Ethylene production with engineered Synechocystis sp PCC 6803 strains

Vinod Puthan Veetil  1   2 S Andreas Angermayr  1   3 Klaas J Hellingwerf  4
Affiliations

Ethylene production with engineered Synechocystis sp PCC 6803 strains

Vinod Puthan Veetil et al. Microb Cell Fact. .

Abstract

Background: Metabolic engineering and synthetic biology of cyanobacteria offer a promising sustainable alternative approach for fossil-based ethylene production, by using sunlight via oxygenic photosynthesis, to convert carbon dioxide directly into ethylene. Towards this, both well-studied cyanobacteria, i.e., Synechocystis sp PCC 6803 and Synechococcus elongatus PCC 7942, have been engineered to produce ethylene by introducing the ethylene-forming enzyme (Efe) from Pseudomonas syringae pv. phaseolicola PK2 (the Kudzu strain), which catalyzes the conversion of the ubiquitous tricarboxylic acid cycle intermediate 2-oxoglutarate into ethylene.

——————————

From the text on ethylene production in cyanobacteria, reproduce the stretch from "Background: Metabolic engineering" through "2-oxoglutarate into ethylene.". The records play no part in this work.

RECORDED DATA:

——————————

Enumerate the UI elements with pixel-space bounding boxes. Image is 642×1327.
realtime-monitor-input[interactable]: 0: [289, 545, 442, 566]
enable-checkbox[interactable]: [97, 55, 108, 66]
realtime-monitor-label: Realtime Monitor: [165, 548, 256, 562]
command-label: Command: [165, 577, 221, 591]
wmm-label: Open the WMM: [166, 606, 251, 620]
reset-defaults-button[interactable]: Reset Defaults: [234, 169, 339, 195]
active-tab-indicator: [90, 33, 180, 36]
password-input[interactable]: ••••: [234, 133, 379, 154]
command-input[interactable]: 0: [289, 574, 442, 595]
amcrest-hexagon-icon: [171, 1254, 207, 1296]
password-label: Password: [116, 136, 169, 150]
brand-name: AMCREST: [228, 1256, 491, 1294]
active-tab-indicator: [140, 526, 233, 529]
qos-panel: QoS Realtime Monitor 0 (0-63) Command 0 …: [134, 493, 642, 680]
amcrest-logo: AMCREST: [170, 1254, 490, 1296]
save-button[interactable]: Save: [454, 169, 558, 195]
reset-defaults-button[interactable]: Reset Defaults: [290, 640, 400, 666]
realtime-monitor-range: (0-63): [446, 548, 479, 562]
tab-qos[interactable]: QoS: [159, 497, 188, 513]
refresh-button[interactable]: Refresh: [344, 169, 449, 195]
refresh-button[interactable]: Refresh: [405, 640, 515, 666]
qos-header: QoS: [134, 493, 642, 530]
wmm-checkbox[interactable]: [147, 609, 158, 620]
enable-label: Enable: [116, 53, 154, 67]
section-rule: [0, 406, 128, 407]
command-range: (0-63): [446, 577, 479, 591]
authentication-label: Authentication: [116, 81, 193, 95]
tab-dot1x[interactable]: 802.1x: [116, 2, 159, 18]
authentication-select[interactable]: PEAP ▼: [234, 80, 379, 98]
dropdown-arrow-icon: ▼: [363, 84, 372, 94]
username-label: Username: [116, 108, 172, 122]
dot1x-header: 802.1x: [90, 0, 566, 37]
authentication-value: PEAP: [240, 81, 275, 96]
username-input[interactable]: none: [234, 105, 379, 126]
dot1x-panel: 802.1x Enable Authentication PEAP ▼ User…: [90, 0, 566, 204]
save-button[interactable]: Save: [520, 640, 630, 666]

——————————

WRITTEN REPLY:
Background: Metabolic engineering and synthetic biology of cyanobacteria offer a promising sustainable alternative approach for fossil-based ethylene production, by using sunlight via oxygenic photosynthesis, to convert carbon dioxide directly into ethylene. Towards this, both well-studied cyanobacteria, i.e., Synechocystis sp PCC 6803 and Synechococcus elongatus PCC 7942, have been engineered to produce ethylene by introducing the ethylene-forming enzyme (Efe) from Pseudomonas syringae pv. phaseolicola PK2 (the Kudzu strain), which catalyzes the conversion of the ubiquitous tricarboxylic acid cycle intermediate 2-oxoglutarate into ethylene.